### [MATERIAL FOR THIS EXERCISE]
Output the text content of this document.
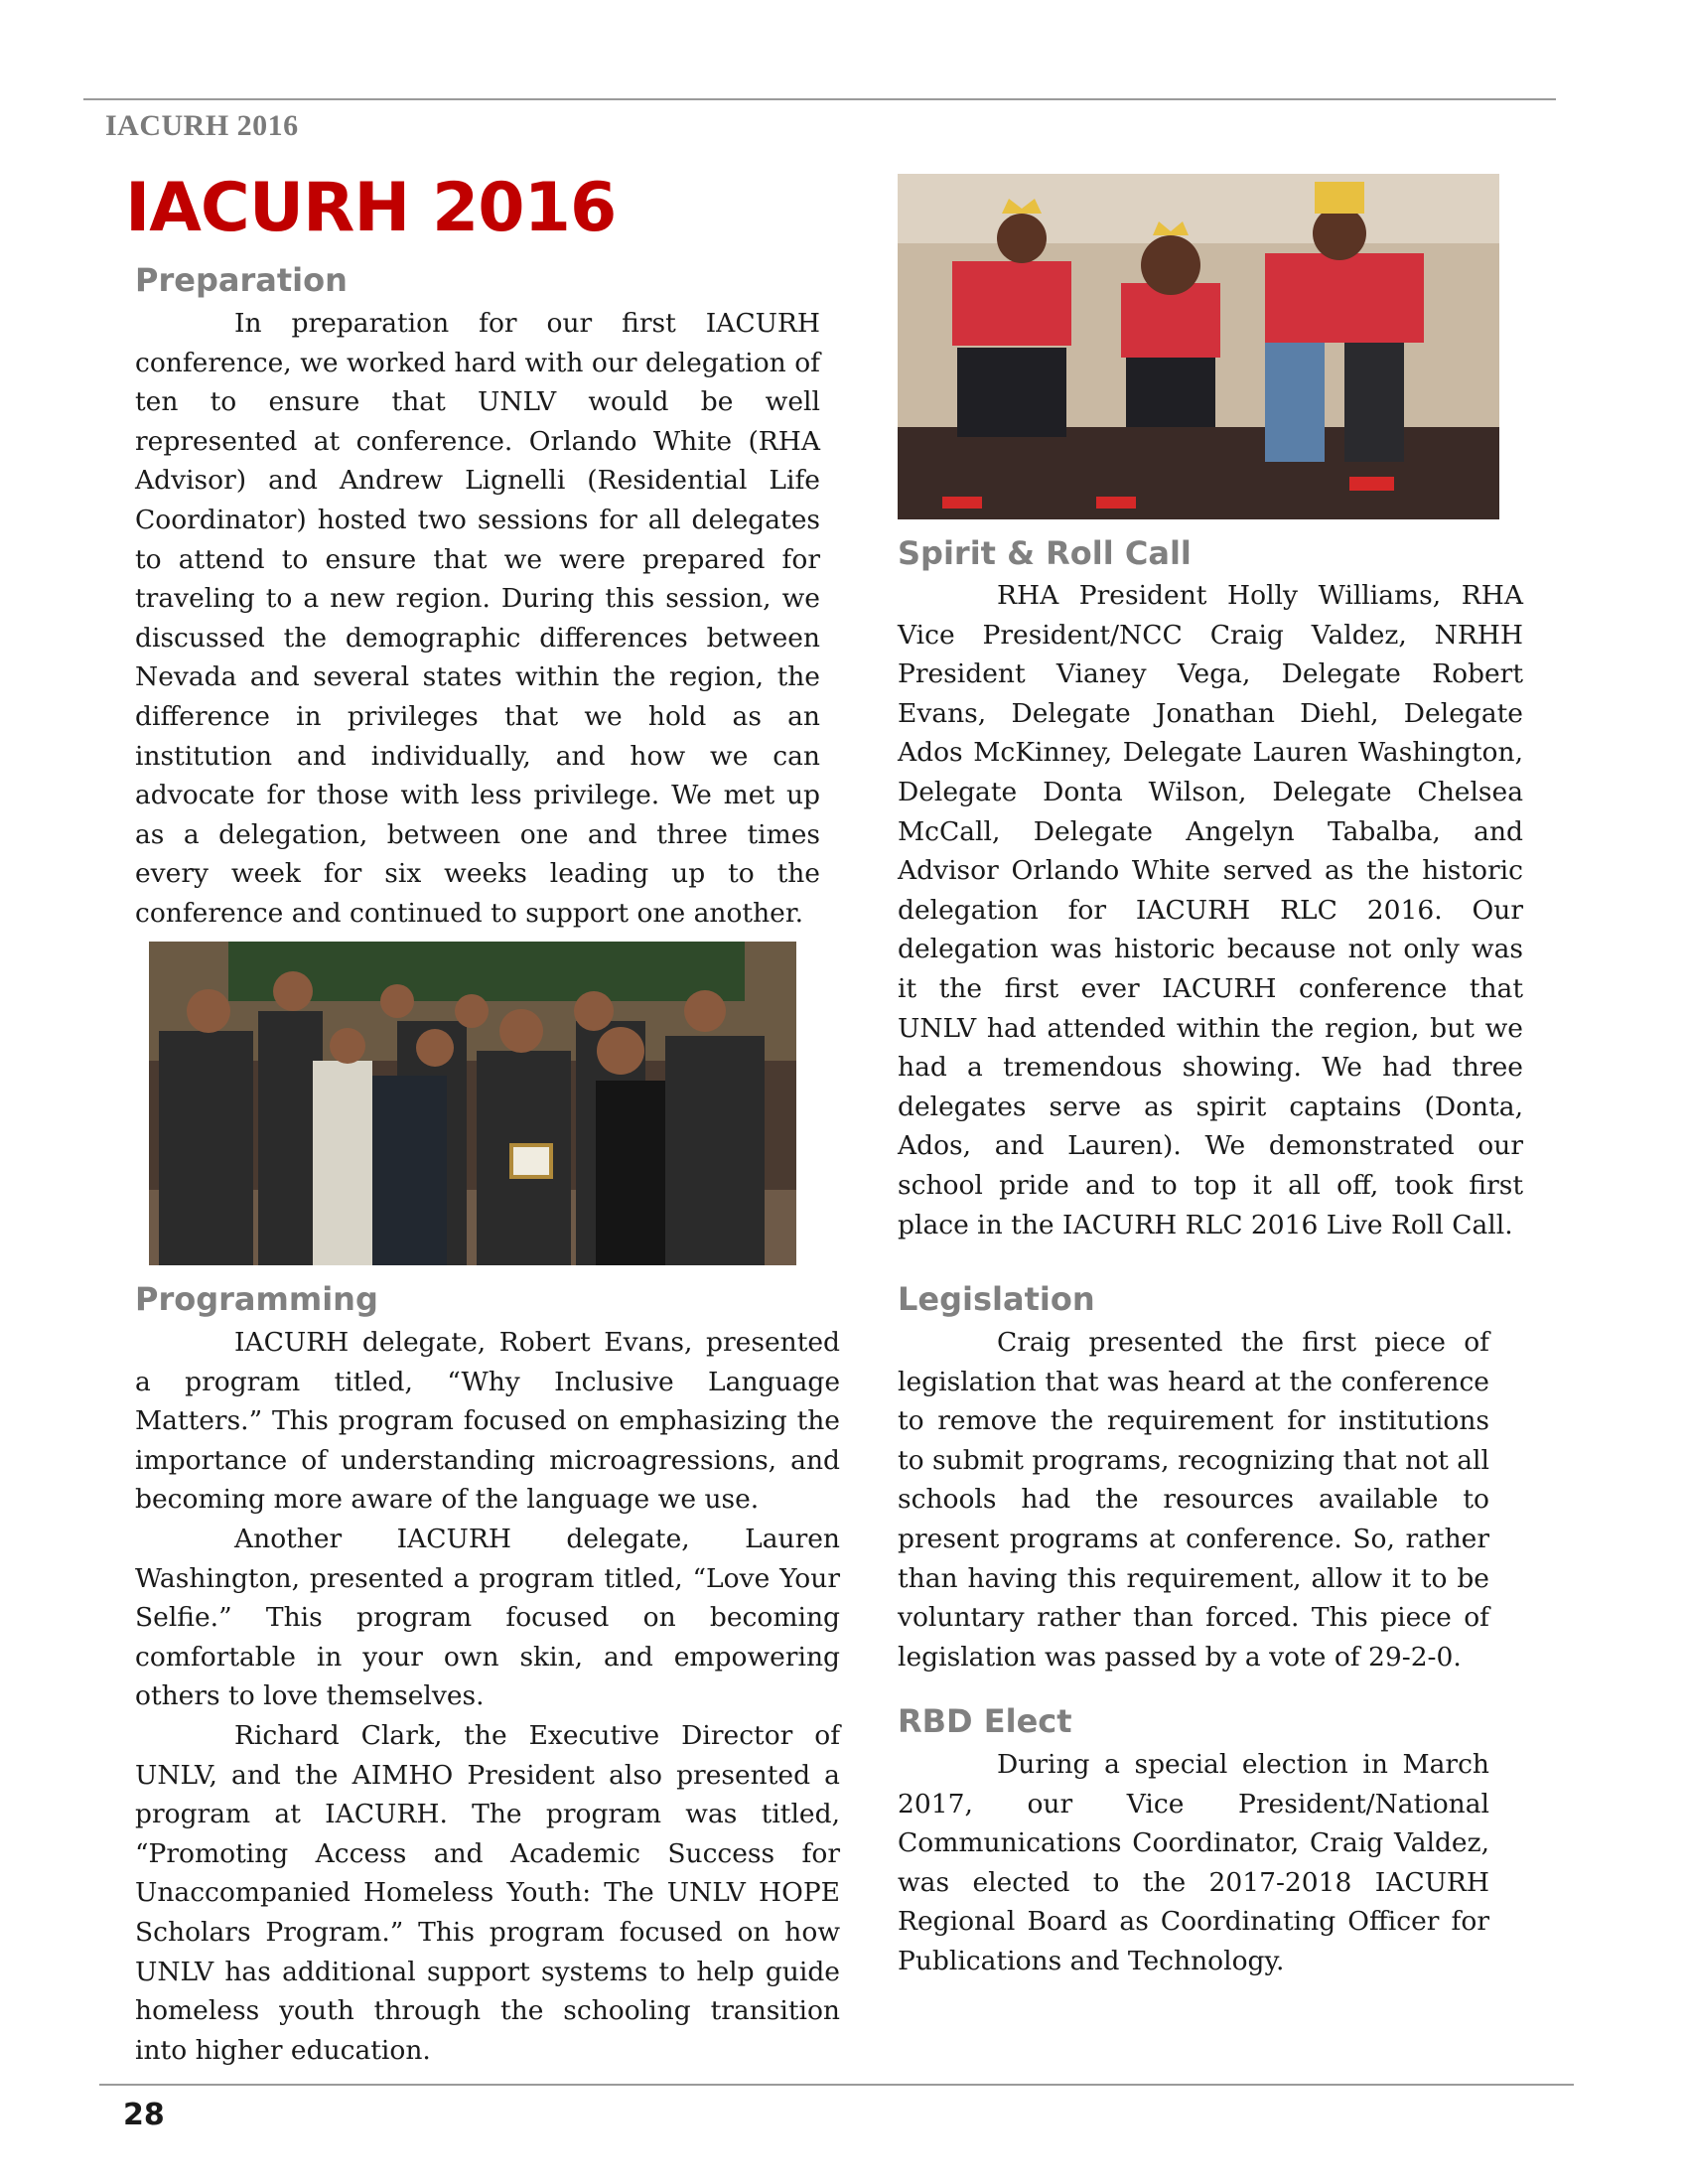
IACURH 2016
IACURH 2016
Preparation

In preparation for our first IACURH conference, we worked hard with our delegation of ten to ensure that UNLV would be well represented at conference. Orlando White (RHA Advisor) and Andrew Lignelli (Residential Life Coordinator) hosted two sessions for all delegates to attend to ensure that we were prepared for traveling to a new region. During this session, we discussed the demographic differences between Nevada and several states within the region, the difference in privileges that we hold as an institution and individually, and how we can advocate for those with less privilege. We met up as a delegation, between one and three times every week for six weeks leading up to the conference and continued to support one another.

Programming

IACURH delegate, Robert Evans, presented a program titled, “Why Inclusive Language Matters.” This program focused on emphasizing the importance of understanding microagressions, and becoming more aware of the language we use.

Another IACURH delegate, Lauren Washington, presented a program titled, “Love Your Selfie.” This program focused on becoming comfortable in your own skin, and empowering others to love themselves.

Richard Clark, the Executive Director of UNLV, and the AIMHO President also presented a program at IACURH. The program was titled, “Promoting Access and Academic Success for Unaccompanied Homeless Youth: The UNLV HOPE Scholars Program.” This program focused on how UNLV has additional support systems to help guide homeless youth through the schooling transition into higher education.

Spirit & Roll Call

RHA President Holly Williams, RHA Vice President/NCC Craig Valdez, NRHH President Vianey Vega, Delegate Robert Evans, Delegate Jonathan Diehl, Delegate Ados McKinney, Delegate Lauren Washington, Delegate Donta Wilson, Delegate Chelsea McCall, Delegate Angelyn Tabalba, and Advisor Orlando White served as the historic delegation for IACURH RLC 2016. Our delegation was historic because not only was it the first ever IACURH conference that UNLV had attended within the region, but we had a tremendous showing. We had three delegates serve as spirit captains (Donta, Ados, and Lauren). We demonstrated our school pride and to top it all off, took first place in the IACURH RLC 2016 Live Roll Call.

Legislation

Craig presented the first piece of legislation that was heard at the conference to remove the requirement for institutions to submit programs, recognizing that not all schools had the resources available to present programs at conference. So, rather than having this requirement, allow it to be voluntary rather than forced. This piece of legislation was passed by a vote of 29-2-0.

RBD Elect

During a special election in March 2017, our Vice President/National Communications Coordinator, Craig Valdez, was elected to the 2017-2018 IACURH Regional Board as Coordinating Officer for Publications and Technology.

28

### [EXERCISE TASK]
Scan the data above and copy every line with "becoming" in it.

### [RESPONSE TO THIS TASK]
IACURH delegate, Robert Evans, presented a program titled, “Why Inclusive Language Matters.” This program focused on emphasizing the importance of understanding microagressions, and becoming more aware of the language we use.
Another IACURH delegate, Lauren Washington, presented a program titled, “Love Your Selfie.” This program focused on becoming comfortable in your own skin, and empowering others to love themselves.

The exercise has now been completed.